§ **Task instructions**:
Print everything from the start of the items below down to and including the line containing "performer-photo — [141, 1083, 1033, 1597]", with each line unchanged.

§ **Available data**:
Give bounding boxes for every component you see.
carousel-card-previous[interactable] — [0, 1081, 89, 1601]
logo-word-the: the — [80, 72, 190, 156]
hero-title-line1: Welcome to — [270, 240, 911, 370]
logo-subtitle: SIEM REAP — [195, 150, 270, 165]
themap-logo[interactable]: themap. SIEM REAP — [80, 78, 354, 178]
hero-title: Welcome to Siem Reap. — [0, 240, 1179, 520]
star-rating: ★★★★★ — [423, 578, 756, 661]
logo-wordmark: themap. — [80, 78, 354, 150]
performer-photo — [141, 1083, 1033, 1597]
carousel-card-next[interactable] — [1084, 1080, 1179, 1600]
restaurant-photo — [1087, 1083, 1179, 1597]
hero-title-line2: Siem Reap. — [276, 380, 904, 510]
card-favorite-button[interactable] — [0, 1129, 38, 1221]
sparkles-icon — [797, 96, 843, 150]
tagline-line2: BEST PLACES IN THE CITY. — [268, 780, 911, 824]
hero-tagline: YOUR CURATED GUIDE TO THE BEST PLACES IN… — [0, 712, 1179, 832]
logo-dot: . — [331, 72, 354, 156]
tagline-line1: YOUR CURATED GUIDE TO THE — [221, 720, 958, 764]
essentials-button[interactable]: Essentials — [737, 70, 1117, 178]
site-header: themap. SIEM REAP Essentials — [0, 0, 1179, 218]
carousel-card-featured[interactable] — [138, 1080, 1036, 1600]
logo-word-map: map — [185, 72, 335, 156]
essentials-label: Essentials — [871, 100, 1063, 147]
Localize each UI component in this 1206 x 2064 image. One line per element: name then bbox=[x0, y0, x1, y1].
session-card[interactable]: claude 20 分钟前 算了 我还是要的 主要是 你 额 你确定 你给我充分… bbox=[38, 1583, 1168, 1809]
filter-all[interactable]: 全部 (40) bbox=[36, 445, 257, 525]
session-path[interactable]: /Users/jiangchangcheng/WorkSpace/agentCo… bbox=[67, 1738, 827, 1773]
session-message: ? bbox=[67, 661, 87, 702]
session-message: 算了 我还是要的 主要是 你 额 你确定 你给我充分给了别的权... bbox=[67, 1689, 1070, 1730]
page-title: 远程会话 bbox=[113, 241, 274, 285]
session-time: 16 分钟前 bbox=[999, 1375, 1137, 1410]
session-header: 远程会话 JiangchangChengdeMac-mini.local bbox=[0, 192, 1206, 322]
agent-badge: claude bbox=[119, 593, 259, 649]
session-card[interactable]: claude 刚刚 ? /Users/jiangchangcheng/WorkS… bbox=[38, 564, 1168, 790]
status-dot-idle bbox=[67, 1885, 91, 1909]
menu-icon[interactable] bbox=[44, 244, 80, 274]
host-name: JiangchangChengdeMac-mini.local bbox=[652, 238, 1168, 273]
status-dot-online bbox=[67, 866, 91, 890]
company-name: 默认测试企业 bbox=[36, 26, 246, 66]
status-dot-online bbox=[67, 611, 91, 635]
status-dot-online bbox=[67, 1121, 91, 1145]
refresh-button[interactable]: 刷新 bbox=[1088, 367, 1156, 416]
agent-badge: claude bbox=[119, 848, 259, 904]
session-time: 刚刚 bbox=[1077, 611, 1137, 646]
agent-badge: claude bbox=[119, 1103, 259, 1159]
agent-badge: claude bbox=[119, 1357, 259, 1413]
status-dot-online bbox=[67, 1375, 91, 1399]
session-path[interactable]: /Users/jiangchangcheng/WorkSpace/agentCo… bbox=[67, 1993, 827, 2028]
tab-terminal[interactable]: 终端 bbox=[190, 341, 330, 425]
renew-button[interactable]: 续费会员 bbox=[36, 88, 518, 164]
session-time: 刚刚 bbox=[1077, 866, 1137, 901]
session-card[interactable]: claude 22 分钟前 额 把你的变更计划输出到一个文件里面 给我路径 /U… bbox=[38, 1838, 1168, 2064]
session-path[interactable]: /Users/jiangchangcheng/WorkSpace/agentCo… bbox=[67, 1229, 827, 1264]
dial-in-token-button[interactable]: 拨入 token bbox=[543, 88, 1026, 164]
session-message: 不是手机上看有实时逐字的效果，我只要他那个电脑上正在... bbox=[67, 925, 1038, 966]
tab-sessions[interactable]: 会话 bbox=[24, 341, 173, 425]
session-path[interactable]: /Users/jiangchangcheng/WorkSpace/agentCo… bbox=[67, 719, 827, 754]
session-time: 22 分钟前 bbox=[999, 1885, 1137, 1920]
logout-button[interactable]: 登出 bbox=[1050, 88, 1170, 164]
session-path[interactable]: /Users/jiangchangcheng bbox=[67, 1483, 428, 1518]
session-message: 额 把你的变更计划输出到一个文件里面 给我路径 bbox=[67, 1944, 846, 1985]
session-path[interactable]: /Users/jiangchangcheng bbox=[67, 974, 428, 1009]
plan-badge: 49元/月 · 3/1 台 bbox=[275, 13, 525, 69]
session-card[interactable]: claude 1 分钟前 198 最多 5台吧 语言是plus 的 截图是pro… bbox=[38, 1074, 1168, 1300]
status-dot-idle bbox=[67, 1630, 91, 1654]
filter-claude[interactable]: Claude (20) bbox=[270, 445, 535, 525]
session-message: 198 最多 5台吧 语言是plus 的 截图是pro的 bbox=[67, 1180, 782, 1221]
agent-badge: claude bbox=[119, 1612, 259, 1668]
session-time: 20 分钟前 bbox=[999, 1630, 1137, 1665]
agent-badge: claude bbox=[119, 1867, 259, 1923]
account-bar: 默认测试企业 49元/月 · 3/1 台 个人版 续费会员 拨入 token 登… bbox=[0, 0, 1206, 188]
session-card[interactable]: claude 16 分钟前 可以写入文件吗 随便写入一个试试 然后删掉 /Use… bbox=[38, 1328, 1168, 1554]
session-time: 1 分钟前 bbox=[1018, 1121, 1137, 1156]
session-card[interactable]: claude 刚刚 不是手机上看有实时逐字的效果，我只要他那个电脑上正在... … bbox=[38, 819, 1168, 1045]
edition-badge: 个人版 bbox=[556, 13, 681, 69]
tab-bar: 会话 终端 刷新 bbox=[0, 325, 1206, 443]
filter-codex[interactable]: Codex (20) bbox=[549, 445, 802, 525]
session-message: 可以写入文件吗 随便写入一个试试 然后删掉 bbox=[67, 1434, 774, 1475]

§ **Response to this task**:
Give bounding boxes for every component you see.
carousel-card-previous[interactable] — [0, 1081, 89, 1601]
logo-word-the: the — [80, 72, 190, 156]
hero-title-line1: Welcome to — [270, 240, 911, 370]
logo-subtitle: SIEM REAP — [195, 150, 270, 165]
themap-logo[interactable]: themap. SIEM REAP — [80, 78, 354, 178]
hero-title: Welcome to Siem Reap. — [0, 240, 1179, 520]
star-rating: ★★★★★ — [423, 578, 756, 661]
logo-wordmark: themap. — [80, 78, 354, 150]
performer-photo — [141, 1083, 1033, 1597]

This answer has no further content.